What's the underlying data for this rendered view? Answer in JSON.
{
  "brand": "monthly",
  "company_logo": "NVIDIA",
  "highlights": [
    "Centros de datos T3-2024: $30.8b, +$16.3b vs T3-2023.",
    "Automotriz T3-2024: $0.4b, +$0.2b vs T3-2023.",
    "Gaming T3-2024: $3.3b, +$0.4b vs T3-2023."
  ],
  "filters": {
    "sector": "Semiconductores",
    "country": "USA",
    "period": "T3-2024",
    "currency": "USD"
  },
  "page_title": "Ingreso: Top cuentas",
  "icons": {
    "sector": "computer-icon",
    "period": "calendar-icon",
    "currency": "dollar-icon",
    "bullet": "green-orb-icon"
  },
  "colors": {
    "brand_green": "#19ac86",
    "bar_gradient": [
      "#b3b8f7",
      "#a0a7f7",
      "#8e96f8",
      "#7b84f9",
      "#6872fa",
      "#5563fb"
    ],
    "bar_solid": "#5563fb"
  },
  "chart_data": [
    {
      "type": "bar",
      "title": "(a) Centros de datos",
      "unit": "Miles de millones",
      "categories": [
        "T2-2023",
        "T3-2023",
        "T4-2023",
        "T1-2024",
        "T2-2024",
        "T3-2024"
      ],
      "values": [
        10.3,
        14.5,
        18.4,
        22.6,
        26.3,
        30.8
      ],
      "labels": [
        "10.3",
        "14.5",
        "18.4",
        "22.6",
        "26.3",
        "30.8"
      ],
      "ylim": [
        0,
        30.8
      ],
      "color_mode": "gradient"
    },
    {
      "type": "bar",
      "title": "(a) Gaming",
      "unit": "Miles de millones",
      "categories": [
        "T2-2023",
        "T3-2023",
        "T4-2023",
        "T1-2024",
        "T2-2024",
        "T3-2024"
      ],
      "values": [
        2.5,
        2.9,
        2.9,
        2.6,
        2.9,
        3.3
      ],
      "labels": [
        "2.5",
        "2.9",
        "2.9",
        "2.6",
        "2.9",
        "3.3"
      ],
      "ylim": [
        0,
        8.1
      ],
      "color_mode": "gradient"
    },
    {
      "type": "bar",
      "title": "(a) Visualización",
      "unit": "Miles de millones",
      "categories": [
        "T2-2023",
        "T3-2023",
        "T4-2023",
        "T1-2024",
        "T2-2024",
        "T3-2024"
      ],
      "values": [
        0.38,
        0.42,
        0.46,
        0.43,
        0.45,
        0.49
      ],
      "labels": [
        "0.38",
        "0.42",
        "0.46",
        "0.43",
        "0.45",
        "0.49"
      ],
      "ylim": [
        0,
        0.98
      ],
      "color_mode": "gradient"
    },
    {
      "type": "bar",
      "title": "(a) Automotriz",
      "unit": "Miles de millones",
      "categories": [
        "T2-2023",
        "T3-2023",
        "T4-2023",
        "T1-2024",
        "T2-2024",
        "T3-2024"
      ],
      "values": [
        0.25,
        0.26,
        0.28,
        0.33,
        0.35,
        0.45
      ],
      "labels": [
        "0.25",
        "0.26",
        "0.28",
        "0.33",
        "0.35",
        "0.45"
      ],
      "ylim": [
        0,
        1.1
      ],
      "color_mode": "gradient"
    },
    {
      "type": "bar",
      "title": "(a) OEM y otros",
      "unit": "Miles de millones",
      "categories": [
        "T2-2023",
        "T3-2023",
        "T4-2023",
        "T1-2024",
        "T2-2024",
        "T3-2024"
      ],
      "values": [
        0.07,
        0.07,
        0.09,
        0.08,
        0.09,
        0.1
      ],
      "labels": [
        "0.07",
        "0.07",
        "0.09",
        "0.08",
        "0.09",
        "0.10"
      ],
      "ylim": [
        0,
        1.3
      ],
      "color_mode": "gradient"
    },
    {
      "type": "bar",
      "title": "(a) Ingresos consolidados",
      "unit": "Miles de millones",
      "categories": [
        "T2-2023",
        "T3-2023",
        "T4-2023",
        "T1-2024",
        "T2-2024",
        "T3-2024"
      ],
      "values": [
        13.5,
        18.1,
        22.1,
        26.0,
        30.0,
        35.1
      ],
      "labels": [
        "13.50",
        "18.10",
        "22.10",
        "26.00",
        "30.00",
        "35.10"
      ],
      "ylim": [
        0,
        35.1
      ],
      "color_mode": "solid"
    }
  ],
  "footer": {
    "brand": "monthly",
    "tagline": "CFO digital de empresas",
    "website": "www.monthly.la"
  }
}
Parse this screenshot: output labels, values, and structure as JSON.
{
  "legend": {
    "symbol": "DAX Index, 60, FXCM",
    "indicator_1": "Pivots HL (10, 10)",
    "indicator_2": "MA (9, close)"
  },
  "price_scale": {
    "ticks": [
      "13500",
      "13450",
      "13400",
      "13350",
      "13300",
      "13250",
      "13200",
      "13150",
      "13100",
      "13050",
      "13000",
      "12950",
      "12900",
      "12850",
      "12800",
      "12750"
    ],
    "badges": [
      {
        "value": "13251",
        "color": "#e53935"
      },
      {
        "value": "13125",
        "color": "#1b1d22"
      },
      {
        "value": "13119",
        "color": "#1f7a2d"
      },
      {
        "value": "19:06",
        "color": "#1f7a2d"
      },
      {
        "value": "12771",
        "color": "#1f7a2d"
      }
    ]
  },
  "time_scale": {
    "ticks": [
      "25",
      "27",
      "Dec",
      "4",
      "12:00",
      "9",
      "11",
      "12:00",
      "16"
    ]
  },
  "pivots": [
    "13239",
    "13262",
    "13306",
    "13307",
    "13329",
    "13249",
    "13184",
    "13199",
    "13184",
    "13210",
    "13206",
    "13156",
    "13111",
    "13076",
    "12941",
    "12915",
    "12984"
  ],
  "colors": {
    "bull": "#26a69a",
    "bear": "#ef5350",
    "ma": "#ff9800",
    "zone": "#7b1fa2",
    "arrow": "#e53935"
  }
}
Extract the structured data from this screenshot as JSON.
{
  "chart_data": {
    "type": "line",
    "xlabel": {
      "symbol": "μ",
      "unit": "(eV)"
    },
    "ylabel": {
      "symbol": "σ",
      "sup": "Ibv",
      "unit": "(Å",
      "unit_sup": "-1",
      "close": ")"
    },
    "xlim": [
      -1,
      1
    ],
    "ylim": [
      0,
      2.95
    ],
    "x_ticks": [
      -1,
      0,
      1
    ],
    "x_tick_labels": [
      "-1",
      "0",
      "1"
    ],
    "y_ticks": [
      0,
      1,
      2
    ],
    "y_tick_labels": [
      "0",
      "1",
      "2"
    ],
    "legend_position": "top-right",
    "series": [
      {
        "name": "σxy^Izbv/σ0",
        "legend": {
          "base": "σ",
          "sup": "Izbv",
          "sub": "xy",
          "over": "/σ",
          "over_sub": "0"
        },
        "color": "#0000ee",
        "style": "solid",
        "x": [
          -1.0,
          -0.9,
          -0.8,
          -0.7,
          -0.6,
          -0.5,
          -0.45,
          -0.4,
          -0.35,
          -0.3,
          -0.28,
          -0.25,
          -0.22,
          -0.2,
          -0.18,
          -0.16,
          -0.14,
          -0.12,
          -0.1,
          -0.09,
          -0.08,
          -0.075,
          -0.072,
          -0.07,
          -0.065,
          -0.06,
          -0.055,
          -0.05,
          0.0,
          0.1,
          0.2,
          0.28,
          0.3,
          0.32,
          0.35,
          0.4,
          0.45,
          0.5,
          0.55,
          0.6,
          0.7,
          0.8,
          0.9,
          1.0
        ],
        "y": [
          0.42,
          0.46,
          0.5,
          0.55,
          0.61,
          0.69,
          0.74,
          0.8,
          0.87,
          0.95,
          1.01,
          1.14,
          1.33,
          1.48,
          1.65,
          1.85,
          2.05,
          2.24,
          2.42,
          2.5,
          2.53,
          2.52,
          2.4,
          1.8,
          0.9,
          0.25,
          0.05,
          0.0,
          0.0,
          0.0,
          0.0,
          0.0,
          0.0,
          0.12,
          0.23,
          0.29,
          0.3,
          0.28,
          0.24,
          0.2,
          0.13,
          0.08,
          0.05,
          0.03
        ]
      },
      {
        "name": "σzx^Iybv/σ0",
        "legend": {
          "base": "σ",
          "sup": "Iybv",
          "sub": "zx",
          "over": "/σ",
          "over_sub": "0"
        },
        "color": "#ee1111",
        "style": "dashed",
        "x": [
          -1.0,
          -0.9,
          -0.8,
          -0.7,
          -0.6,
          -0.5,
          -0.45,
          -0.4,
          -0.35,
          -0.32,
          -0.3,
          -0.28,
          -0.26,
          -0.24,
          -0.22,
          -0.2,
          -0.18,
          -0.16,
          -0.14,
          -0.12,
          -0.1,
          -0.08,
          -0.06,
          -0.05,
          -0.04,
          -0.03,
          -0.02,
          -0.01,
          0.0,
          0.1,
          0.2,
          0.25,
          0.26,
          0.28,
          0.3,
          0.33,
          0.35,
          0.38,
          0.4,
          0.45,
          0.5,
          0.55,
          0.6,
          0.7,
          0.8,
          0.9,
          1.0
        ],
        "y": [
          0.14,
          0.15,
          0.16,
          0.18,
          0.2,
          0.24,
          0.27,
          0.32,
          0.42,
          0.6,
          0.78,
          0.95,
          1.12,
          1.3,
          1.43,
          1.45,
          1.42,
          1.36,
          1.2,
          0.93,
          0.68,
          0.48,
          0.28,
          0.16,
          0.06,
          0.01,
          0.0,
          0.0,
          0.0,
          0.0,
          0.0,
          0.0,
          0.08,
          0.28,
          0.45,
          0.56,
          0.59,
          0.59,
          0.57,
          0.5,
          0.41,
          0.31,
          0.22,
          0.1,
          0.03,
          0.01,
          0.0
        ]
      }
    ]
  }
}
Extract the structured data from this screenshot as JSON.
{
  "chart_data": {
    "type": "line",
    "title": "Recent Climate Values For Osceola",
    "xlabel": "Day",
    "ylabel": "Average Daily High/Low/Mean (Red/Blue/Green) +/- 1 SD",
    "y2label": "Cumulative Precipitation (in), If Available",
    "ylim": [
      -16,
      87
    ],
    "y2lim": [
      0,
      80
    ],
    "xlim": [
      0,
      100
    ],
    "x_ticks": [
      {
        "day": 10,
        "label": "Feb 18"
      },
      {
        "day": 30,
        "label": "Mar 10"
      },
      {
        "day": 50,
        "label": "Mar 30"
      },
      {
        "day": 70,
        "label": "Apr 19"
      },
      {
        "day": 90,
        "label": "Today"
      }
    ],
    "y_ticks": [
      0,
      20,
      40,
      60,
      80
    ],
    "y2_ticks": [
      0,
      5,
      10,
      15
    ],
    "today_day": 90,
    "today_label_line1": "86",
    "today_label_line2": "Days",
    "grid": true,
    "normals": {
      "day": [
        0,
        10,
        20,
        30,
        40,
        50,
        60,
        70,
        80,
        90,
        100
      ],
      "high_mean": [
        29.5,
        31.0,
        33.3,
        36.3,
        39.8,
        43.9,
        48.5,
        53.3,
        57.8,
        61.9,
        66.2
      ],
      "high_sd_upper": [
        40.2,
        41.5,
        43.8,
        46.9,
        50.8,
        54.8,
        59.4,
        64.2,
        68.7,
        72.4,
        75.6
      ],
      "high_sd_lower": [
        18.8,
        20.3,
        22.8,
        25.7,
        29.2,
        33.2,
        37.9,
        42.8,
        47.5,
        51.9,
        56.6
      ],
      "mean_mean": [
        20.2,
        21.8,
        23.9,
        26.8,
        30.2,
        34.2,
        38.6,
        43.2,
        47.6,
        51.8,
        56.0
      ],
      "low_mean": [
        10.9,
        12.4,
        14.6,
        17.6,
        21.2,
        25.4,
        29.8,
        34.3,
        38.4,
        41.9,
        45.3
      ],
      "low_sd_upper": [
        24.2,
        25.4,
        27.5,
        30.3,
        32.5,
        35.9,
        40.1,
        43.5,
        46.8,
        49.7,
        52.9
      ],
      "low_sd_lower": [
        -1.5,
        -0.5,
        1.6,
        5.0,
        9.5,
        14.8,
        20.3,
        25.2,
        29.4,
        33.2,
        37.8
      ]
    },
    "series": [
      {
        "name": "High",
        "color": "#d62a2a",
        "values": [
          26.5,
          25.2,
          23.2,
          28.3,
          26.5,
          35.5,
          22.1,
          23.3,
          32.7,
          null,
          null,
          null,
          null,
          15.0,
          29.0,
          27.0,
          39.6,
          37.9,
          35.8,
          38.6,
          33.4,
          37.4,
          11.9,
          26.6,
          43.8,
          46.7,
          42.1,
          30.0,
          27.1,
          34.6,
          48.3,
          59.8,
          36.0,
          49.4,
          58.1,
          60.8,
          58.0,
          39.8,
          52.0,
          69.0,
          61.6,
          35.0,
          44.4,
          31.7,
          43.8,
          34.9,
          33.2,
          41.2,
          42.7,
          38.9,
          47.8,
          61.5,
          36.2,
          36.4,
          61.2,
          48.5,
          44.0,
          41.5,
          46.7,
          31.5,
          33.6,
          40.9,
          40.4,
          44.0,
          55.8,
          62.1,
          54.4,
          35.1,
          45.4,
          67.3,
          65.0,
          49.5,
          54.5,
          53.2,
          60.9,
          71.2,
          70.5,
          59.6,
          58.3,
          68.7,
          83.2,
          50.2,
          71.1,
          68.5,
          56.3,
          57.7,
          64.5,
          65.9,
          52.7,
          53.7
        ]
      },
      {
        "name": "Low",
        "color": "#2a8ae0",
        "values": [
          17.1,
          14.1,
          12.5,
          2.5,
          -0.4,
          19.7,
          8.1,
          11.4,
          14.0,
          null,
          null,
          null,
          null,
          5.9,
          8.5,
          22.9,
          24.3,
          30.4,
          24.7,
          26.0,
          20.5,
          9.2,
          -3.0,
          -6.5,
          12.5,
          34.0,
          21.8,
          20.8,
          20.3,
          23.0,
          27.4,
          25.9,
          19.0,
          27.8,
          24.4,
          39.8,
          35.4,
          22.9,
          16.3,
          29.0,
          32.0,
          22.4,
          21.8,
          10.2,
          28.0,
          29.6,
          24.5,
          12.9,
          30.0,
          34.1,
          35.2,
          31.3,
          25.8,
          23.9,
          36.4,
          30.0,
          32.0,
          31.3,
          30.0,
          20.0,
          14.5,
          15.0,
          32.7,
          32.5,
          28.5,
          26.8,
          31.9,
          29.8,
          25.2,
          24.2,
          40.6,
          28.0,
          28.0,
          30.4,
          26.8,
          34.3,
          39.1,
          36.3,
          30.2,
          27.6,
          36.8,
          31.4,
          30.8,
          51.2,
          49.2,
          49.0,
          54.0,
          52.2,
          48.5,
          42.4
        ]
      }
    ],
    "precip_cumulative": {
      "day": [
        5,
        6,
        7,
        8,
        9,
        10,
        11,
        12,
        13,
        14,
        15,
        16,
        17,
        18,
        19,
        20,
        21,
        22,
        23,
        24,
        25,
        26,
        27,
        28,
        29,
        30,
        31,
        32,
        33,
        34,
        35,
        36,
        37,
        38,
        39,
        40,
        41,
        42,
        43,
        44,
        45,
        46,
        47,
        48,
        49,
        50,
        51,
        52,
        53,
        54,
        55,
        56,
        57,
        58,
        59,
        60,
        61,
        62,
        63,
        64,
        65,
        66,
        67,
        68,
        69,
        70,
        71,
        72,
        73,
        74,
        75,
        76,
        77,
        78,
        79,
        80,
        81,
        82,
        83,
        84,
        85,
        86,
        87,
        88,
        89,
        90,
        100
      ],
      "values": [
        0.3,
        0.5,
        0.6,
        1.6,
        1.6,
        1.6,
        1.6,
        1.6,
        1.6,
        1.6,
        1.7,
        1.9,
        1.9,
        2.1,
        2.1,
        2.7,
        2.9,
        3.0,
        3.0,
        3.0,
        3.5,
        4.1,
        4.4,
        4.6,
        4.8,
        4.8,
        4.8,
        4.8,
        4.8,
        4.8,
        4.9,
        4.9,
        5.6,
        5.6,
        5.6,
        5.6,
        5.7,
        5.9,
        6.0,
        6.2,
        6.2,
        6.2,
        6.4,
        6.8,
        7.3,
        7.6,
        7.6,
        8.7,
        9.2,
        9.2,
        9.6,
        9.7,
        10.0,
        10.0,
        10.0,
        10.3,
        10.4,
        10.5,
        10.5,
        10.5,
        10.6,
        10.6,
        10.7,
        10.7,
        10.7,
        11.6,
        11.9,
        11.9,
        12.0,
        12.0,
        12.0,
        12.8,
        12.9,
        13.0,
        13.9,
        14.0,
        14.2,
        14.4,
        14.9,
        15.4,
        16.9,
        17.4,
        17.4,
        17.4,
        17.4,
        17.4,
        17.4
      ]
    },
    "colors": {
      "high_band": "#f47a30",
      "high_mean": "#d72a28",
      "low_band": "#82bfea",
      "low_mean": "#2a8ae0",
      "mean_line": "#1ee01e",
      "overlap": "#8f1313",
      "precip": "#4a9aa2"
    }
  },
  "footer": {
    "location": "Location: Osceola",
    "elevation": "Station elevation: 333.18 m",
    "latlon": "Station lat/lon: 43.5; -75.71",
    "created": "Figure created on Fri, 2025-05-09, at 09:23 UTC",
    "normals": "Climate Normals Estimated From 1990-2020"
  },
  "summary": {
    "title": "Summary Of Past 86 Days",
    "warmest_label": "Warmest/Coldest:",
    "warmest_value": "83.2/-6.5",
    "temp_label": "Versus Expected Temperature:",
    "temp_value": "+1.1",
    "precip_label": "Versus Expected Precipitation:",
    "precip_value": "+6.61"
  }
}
__________________________________________________
Look through the entries above for the word "Expected". Copy every line where it shows up.

    "temp_label": "Versus Expected Temperature:",
    "precip_label": "Versus Expected Precipitation:",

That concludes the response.